Short exercise ▸
Show all lines of the listing that hold the word "high".

Material to process ▸
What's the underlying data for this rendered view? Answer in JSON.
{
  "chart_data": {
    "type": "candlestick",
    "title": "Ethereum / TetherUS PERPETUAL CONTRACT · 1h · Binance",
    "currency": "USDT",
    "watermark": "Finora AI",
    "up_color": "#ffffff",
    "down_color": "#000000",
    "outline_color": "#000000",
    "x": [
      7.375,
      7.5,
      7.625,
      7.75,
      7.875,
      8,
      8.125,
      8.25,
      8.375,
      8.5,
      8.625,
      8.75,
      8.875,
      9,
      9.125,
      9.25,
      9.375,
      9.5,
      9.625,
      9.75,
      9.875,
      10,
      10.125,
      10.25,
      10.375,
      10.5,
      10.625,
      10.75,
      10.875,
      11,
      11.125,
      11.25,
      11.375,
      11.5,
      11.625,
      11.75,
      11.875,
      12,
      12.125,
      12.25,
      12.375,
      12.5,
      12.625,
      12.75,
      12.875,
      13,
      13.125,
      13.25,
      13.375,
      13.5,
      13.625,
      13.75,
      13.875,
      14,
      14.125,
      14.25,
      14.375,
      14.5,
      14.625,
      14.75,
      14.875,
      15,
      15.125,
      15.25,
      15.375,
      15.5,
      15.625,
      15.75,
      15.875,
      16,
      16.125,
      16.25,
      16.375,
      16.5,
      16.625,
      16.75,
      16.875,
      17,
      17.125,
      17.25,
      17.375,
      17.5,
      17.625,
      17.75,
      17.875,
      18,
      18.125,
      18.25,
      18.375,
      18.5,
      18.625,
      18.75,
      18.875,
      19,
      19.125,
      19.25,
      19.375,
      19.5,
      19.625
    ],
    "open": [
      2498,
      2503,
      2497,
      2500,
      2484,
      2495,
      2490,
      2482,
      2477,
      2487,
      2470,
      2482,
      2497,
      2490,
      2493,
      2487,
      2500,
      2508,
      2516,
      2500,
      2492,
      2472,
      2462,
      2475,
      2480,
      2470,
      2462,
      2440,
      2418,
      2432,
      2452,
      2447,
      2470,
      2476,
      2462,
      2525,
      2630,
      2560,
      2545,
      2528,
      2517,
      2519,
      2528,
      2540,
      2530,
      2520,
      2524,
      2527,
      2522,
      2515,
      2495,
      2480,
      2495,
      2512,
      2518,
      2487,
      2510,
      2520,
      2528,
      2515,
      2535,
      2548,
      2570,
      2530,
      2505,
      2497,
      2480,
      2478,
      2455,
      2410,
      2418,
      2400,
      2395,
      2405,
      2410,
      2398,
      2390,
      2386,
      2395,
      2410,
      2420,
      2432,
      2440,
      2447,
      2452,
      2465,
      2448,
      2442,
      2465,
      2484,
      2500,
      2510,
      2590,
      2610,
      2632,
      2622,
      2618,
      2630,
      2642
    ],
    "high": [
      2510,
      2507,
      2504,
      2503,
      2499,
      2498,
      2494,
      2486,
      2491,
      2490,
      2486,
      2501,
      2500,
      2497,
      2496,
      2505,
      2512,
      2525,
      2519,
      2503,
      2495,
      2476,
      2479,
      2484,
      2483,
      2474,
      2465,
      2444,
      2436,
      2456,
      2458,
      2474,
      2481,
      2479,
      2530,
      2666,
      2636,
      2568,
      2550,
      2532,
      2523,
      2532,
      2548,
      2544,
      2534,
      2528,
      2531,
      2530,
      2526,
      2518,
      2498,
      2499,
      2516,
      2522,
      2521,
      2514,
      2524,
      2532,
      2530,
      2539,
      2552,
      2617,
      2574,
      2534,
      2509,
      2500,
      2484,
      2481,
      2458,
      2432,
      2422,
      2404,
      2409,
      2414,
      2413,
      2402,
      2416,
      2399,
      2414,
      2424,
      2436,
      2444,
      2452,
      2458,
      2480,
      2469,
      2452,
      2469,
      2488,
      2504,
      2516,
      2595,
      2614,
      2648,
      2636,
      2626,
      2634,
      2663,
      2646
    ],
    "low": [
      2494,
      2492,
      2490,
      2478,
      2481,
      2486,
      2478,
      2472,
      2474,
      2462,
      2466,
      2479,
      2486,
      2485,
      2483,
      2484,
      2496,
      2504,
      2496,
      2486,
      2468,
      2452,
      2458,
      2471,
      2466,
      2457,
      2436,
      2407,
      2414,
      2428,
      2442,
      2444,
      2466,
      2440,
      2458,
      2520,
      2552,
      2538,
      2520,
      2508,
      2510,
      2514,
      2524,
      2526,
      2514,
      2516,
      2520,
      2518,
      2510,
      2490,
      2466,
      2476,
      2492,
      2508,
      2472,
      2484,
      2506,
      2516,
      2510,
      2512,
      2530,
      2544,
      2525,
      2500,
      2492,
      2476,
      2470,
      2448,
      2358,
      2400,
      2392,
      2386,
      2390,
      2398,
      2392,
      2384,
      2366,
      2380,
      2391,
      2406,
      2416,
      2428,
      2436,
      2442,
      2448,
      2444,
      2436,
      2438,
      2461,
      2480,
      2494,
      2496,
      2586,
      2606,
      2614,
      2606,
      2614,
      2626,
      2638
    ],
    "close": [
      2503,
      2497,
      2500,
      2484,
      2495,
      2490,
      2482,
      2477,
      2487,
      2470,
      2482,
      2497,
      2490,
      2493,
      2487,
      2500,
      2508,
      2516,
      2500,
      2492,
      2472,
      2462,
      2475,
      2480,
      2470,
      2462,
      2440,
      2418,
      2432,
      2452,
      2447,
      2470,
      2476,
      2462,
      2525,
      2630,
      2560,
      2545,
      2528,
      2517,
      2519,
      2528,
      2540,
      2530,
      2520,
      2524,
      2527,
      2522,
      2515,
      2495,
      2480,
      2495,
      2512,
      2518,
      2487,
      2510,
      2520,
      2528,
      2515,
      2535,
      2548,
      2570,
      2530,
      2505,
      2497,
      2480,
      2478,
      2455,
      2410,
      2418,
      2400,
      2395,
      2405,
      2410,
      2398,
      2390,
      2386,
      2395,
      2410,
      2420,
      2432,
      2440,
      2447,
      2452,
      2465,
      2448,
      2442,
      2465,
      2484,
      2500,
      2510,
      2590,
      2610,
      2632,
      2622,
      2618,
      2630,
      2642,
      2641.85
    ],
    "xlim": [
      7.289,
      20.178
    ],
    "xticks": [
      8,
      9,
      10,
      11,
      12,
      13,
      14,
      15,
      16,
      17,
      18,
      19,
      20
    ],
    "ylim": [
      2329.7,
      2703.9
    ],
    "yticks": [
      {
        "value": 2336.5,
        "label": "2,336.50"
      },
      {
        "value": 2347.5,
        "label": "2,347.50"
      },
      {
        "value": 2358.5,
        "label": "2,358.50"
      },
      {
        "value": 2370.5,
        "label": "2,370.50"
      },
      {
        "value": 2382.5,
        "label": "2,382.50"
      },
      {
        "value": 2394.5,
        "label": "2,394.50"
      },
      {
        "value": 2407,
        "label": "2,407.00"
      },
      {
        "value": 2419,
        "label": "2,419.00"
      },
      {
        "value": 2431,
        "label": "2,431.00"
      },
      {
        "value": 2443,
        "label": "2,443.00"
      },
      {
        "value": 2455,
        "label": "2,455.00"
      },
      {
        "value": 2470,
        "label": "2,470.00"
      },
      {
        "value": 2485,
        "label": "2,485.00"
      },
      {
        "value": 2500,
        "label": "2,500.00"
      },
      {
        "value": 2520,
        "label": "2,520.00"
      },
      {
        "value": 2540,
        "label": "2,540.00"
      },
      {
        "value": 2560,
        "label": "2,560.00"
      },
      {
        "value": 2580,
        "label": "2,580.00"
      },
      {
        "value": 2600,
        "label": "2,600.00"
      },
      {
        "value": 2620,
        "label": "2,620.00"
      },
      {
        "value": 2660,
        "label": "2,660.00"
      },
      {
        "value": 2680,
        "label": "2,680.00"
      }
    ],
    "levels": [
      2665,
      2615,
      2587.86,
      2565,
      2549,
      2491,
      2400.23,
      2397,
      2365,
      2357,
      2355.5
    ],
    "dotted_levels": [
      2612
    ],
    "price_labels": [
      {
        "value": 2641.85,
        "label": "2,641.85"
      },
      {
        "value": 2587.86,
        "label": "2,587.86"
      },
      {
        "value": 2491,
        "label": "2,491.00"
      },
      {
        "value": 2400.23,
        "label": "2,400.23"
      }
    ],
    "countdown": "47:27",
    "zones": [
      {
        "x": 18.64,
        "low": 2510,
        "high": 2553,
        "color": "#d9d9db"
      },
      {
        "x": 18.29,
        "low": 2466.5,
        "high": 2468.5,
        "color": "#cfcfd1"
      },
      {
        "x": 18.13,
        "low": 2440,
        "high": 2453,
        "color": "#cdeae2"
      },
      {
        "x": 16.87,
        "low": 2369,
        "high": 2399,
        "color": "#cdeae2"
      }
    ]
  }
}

Result for this task ▸
    "high": [
        "high": 2553,
        "high": 2468.5,
        "high": 2453,
        "high": 2399,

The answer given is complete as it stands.